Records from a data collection

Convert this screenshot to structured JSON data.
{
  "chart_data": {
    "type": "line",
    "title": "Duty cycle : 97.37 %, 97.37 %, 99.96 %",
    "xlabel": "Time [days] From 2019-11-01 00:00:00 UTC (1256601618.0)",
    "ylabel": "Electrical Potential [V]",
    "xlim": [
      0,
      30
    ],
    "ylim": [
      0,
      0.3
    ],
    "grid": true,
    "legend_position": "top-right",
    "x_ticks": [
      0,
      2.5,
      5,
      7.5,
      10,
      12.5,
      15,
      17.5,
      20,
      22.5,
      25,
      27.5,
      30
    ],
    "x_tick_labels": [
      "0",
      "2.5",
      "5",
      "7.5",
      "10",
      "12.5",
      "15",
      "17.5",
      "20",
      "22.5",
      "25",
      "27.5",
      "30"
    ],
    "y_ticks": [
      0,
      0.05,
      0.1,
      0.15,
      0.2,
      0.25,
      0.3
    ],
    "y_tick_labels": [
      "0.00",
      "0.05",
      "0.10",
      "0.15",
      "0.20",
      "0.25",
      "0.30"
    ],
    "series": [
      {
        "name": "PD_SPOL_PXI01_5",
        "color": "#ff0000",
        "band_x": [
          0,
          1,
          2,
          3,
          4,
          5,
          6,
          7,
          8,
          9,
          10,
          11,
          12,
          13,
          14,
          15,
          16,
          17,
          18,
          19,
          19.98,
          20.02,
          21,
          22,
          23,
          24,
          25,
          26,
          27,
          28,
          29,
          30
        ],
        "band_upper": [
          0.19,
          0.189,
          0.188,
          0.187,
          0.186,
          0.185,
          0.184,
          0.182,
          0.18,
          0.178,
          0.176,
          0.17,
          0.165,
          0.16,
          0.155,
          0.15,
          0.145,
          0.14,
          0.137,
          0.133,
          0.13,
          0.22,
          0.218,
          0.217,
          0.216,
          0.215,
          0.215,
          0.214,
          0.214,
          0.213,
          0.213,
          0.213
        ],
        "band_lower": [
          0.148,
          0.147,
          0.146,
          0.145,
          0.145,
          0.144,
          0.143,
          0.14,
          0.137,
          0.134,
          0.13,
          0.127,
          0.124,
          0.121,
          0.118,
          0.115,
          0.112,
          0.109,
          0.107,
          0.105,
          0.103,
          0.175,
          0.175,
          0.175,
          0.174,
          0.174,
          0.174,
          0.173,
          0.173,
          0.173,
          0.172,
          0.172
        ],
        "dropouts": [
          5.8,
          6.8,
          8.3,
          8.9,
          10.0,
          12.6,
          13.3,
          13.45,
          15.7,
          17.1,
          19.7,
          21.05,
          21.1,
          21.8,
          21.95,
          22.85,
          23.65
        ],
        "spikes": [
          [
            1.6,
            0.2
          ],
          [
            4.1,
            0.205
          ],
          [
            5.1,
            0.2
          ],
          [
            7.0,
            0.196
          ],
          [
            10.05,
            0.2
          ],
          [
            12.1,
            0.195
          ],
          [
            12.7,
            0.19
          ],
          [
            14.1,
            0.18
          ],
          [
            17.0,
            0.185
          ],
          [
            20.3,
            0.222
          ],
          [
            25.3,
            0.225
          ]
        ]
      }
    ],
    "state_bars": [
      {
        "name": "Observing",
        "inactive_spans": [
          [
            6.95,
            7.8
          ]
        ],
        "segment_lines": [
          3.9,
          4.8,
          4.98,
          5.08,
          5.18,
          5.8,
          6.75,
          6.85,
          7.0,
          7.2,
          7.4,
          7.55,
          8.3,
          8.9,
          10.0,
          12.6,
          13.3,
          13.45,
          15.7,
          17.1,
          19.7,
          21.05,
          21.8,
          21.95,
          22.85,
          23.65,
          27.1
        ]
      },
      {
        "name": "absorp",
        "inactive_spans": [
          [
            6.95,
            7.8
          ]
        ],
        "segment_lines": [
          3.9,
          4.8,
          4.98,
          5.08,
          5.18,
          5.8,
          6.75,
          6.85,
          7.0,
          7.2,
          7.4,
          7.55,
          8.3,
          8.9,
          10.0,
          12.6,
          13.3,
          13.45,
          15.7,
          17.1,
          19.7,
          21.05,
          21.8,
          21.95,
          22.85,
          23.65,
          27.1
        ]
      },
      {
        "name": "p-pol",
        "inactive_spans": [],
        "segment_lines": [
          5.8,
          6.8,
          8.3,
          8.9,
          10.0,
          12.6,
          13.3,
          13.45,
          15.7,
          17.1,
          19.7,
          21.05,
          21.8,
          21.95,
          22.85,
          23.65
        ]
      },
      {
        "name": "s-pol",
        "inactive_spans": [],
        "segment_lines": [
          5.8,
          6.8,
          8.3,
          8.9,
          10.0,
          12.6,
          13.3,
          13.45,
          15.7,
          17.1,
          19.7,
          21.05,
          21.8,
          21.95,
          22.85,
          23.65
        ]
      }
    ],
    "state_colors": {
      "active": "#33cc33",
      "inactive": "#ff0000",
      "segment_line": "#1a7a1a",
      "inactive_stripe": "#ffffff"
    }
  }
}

▸ **DIRECTION**: Pull out each record as written and restate it exactly.

▸ **THE RESPONSE**:
Convert this screenshot to structured JSON data.
{
  "chart_data": {
    "type": "line",
    "title": "Duty cycle : 97.37 %, 97.37 %, 99.96 %",
    "xlabel": "Time [days] From 2019-11-01 00:00:00 UTC (1256601618.0)",
    "ylabel": "Electrical Potential [V]",
    "xlim": [
      0,
      30
    ],
    "ylim": [
      0,
      0.3
    ],
    "grid": true,
    "legend_position": "top-right",
    "x_ticks": [
      0,
      2.5,
      5,
      7.5,
      10,
      12.5,
      15,
      17.5,
      20,
      22.5,
      25,
      27.5,
      30
    ],
    "x_tick_labels": [
      "0",
      "2.5",
      "5",
      "7.5",
      "10",
      "12.5",
      "15",
      "17.5",
      "20",
      "22.5",
      "25",
      "27.5",
      "30"
    ],
    "y_ticks": [
      0,
      0.05,
      0.1,
      0.15,
      0.2,
      0.25,
      0.3
    ],
    "y_tick_labels": [
      "0.00",
      "0.05",
      "0.10",
      "0.15",
      "0.20",
      "0.25",
      "0.30"
    ],
    "series": [
      {
        "name": "PD_SPOL_PXI01_5",
        "color": "#ff0000",
        "band_x": [
          0,
          1,
          2,
          3,
          4,
          5,
          6,
          7,
          8,
          9,
          10,
          11,
          12,
          13,
          14,
          15,
          16,
          17,
          18,
          19,
          19.98,
          20.02,
          21,
          22,
          23,
          24,
          25,
          26,
          27,
          28,
          29,
          30
        ],
        "band_upper": [
          0.19,
          0.189,
          0.188,
          0.187,
          0.186,
          0.185,
          0.184,
          0.182,
          0.18,
          0.178,
          0.176,
          0.17,
          0.165,
          0.16,
          0.155,
          0.15,
          0.145,
          0.14,
          0.137,
          0.133,
          0.13,
          0.22,
          0.218,
          0.217,
          0.216,
          0.215,
          0.215,
          0.214,
          0.214,
          0.213,
          0.213,
          0.213
        ],
        "band_lower": [
          0.148,
          0.147,
          0.146,
          0.145,
          0.145,
          0.144,
          0.143,
          0.14,
          0.137,
          0.134,
          0.13,
          0.127,
          0.124,
          0.121,
          0.118,
          0.115,
          0.112,
          0.109,
          0.107,
          0.105,
          0.103,
          0.175,
          0.175,
          0.175,
          0.174,
          0.174,
          0.174,
          0.173,
          0.173,
          0.173,
          0.172,
          0.172
        ],
        "dropouts": [
          5.8,
          6.8,
          8.3,
          8.9,
          10.0,
          12.6,
          13.3,
          13.45,
          15.7,
          17.1,
          19.7,
          21.05,
          21.1,
          21.8,
          21.95,
          22.85,
          23.65
        ],
        "spikes": [
          [
            1.6,
            0.2
          ],
          [
            4.1,
            0.205
          ],
          [
            5.1,
            0.2
          ],
          [
            7.0,
            0.196
          ],
          [
            10.05,
            0.2
          ],
          [
            12.1,
            0.195
          ],
          [
            12.7,
            0.19
          ],
          [
            14.1,
            0.18
          ],
          [
            17.0,
            0.185
          ],
          [
            20.3,
            0.222
          ],
          [
            25.3,
            0.225
          ]
        ]
      }
    ],
    "state_bars": [
      {
        "name": "Observing",
        "inactive_spans": [
          [
            6.95,
            7.8
          ]
        ],
        "segment_lines": [
          3.9,
          4.8,
          4.98,
          5.08,
          5.18,
          5.8,
          6.75,
          6.85,
          7.0,
          7.2,
          7.4,
          7.55,
          8.3,
          8.9,
          10.0,
          12.6,
          13.3,
          13.45,
          15.7,
          17.1,
          19.7,
          21.05,
          21.8,
          21.95,
          22.85,
          23.65,
          27.1
        ]
      },
      {
        "name": "absorp",
        "inactive_spans": [
          [
            6.95,
            7.8
          ]
        ],
        "segment_lines": [
          3.9,
          4.8,
          4.98,
          5.08,
          5.18,
          5.8,
          6.75,
          6.85,
          7.0,
          7.2,
          7.4,
          7.55,
          8.3,
          8.9,
          10.0,
          12.6,
          13.3,
          13.45,
          15.7,
          17.1,
          19.7,
          21.05,
          21.8,
          21.95,
          22.85,
          23.65,
          27.1
        ]
      },
      {
        "name": "p-pol",
        "inactive_spans": [],
        "segment_lines": [
          5.8,
          6.8,
          8.3,
          8.9,
          10.0,
          12.6,
          13.3,
          13.45,
          15.7,
          17.1,
          19.7,
          21.05,
          21.8,
          21.95,
          22.85,
          23.65
        ]
      },
      {
        "name": "s-pol",
        "inactive_spans": [],
        "segment_lines": [
          5.8,
          6.8,
          8.3,
          8.9,
          10.0,
          12.6,
          13.3,
          13.45,
          15.7,
          17.1,
          19.7,
          21.05,
          21.8,
          21.95,
          22.85,
          23.65
        ]
      }
    ],
    "state_colors": {
      "active": "#33cc33",
      "inactive": "#ff0000",
      "segment_line": "#1a7a1a",
      "inactive_stripe": "#ffffff"
    }
  }
}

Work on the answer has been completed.